>> Begin
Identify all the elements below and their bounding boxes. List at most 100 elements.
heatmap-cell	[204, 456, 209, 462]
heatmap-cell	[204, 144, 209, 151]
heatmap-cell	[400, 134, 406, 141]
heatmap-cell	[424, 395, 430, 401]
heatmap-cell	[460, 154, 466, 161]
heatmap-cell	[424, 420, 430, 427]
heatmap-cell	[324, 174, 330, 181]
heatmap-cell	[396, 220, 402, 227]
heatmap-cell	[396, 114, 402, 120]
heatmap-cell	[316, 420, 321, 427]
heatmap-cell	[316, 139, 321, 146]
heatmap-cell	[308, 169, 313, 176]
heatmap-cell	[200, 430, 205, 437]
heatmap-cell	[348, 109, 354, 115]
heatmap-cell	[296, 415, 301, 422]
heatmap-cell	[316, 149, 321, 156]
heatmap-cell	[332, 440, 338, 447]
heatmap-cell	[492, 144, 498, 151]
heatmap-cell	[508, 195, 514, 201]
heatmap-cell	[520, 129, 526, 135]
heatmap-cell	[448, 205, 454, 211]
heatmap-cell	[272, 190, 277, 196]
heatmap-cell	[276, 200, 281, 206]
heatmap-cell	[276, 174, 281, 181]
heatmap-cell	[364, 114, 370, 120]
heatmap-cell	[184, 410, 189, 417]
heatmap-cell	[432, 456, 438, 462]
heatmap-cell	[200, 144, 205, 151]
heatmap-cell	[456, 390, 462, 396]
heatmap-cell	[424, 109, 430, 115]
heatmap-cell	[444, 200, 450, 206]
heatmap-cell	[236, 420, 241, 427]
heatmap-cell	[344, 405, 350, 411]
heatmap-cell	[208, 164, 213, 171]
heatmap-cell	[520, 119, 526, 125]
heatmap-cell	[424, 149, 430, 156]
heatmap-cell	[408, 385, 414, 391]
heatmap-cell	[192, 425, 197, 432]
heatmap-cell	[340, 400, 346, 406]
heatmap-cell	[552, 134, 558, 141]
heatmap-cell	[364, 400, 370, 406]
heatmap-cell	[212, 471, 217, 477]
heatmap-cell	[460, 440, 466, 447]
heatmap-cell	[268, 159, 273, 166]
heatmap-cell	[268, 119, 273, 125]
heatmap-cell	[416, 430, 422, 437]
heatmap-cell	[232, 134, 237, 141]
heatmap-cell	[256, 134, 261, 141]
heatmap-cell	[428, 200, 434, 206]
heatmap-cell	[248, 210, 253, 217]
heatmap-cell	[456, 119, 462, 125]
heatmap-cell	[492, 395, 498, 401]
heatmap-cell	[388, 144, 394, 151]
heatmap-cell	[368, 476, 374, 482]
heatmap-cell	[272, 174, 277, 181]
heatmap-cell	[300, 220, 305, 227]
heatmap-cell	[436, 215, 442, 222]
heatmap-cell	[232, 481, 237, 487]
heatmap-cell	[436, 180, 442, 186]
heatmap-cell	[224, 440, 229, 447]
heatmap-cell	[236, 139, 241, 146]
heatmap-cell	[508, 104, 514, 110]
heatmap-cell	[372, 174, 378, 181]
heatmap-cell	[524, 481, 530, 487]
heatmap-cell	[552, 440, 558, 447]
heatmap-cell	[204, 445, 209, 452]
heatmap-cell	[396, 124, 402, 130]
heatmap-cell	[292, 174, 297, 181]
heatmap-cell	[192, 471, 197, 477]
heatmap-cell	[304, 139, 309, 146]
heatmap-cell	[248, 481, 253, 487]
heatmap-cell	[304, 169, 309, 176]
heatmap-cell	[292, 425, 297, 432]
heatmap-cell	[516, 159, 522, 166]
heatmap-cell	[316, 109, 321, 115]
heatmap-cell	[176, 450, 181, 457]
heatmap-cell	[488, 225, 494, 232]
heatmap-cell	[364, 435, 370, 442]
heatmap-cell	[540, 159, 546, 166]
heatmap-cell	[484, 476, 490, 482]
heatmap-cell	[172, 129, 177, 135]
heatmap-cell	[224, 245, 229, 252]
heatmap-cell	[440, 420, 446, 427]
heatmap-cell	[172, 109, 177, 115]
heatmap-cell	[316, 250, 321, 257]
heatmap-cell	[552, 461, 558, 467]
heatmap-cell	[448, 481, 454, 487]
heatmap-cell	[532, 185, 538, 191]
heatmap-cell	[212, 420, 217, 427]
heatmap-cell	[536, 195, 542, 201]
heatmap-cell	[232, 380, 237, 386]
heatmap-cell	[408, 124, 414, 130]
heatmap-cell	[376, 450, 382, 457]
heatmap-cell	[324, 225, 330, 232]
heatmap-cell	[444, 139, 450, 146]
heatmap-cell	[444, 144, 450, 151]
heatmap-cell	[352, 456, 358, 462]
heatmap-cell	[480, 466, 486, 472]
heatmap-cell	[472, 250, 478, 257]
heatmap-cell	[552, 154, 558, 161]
>> End
WRITTEN TASK: Copy the listing above line for line, without changing anything.

ANSWER:
Identify all the elements below and their bounding boxes. List at most 100 elements.
heatmap-cell	[204, 456, 209, 462]
heatmap-cell	[204, 144, 209, 151]
heatmap-cell	[400, 134, 406, 141]
heatmap-cell	[424, 395, 430, 401]
heatmap-cell	[460, 154, 466, 161]
heatmap-cell	[424, 420, 430, 427]
heatmap-cell	[324, 174, 330, 181]
heatmap-cell	[396, 220, 402, 227]
heatmap-cell	[396, 114, 402, 120]
heatmap-cell	[316, 420, 321, 427]
heatmap-cell	[316, 139, 321, 146]
heatmap-cell	[308, 169, 313, 176]
heatmap-cell	[200, 430, 205, 437]
heatmap-cell	[348, 109, 354, 115]
heatmap-cell	[296, 415, 301, 422]
heatmap-cell	[316, 149, 321, 156]
heatmap-cell	[332, 440, 338, 447]
heatmap-cell	[492, 144, 498, 151]
heatmap-cell	[508, 195, 514, 201]
heatmap-cell	[520, 129, 526, 135]
heatmap-cell	[448, 205, 454, 211]
heatmap-cell	[272, 190, 277, 196]
heatmap-cell	[276, 200, 281, 206]
heatmap-cell	[276, 174, 281, 181]
heatmap-cell	[364, 114, 370, 120]
heatmap-cell	[184, 410, 189, 417]
heatmap-cell	[432, 456, 438, 462]
heatmap-cell	[200, 144, 205, 151]
heatmap-cell	[456, 390, 462, 396]
heatmap-cell	[424, 109, 430, 115]
heatmap-cell	[444, 200, 450, 206]
heatmap-cell	[236, 420, 241, 427]
heatmap-cell	[344, 405, 350, 411]
heatmap-cell	[208, 164, 213, 171]
heatmap-cell	[520, 119, 526, 125]
heatmap-cell	[424, 149, 430, 156]
heatmap-cell	[408, 385, 414, 391]
heatmap-cell	[192, 425, 197, 432]
heatmap-cell	[340, 400, 346, 406]
heatmap-cell	[552, 134, 558, 141]
heatmap-cell	[364, 400, 370, 406]
heatmap-cell	[212, 471, 217, 477]
heatmap-cell	[460, 440, 466, 447]
heatmap-cell	[268, 159, 273, 166]
heatmap-cell	[268, 119, 273, 125]
heatmap-cell	[416, 430, 422, 437]
heatmap-cell	[232, 134, 237, 141]
heatmap-cell	[256, 134, 261, 141]
heatmap-cell	[428, 200, 434, 206]
heatmap-cell	[248, 210, 253, 217]
heatmap-cell	[456, 119, 462, 125]
heatmap-cell	[492, 395, 498, 401]
heatmap-cell	[388, 144, 394, 151]
heatmap-cell	[368, 476, 374, 482]
heatmap-cell	[272, 174, 277, 181]
heatmap-cell	[300, 220, 305, 227]
heatmap-cell	[436, 215, 442, 222]
heatmap-cell	[232, 481, 237, 487]
heatmap-cell	[436, 180, 442, 186]
heatmap-cell	[224, 440, 229, 447]
heatmap-cell	[236, 139, 241, 146]
heatmap-cell	[508, 104, 514, 110]
heatmap-cell	[372, 174, 378, 181]
heatmap-cell	[524, 481, 530, 487]
heatmap-cell	[552, 440, 558, 447]
heatmap-cell	[204, 445, 209, 452]
heatmap-cell	[396, 124, 402, 130]
heatmap-cell	[292, 174, 297, 181]
heatmap-cell	[192, 471, 197, 477]
heatmap-cell	[304, 139, 309, 146]
heatmap-cell	[248, 481, 253, 487]
heatmap-cell	[304, 169, 309, 176]
heatmap-cell	[292, 425, 297, 432]
heatmap-cell	[516, 159, 522, 166]
heatmap-cell	[316, 109, 321, 115]
heatmap-cell	[176, 450, 181, 457]
heatmap-cell	[488, 225, 494, 232]
heatmap-cell	[364, 435, 370, 442]
heatmap-cell	[540, 159, 546, 166]
heatmap-cell	[484, 476, 490, 482]
heatmap-cell	[172, 129, 177, 135]
heatmap-cell	[224, 245, 229, 252]
heatmap-cell	[440, 420, 446, 427]
heatmap-cell	[172, 109, 177, 115]
heatmap-cell	[316, 250, 321, 257]
heatmap-cell	[552, 461, 558, 467]
heatmap-cell	[448, 481, 454, 487]
heatmap-cell	[532, 185, 538, 191]
heatmap-cell	[212, 420, 217, 427]
heatmap-cell	[536, 195, 542, 201]
heatmap-cell	[232, 380, 237, 386]
heatmap-cell	[408, 124, 414, 130]
heatmap-cell	[376, 450, 382, 457]
heatmap-cell	[324, 225, 330, 232]
heatmap-cell	[444, 139, 450, 146]
heatmap-cell	[444, 144, 450, 151]
heatmap-cell	[352, 456, 358, 462]
heatmap-cell	[480, 466, 486, 472]
heatmap-cell	[472, 250, 478, 257]
heatmap-cell	[552, 154, 558, 161]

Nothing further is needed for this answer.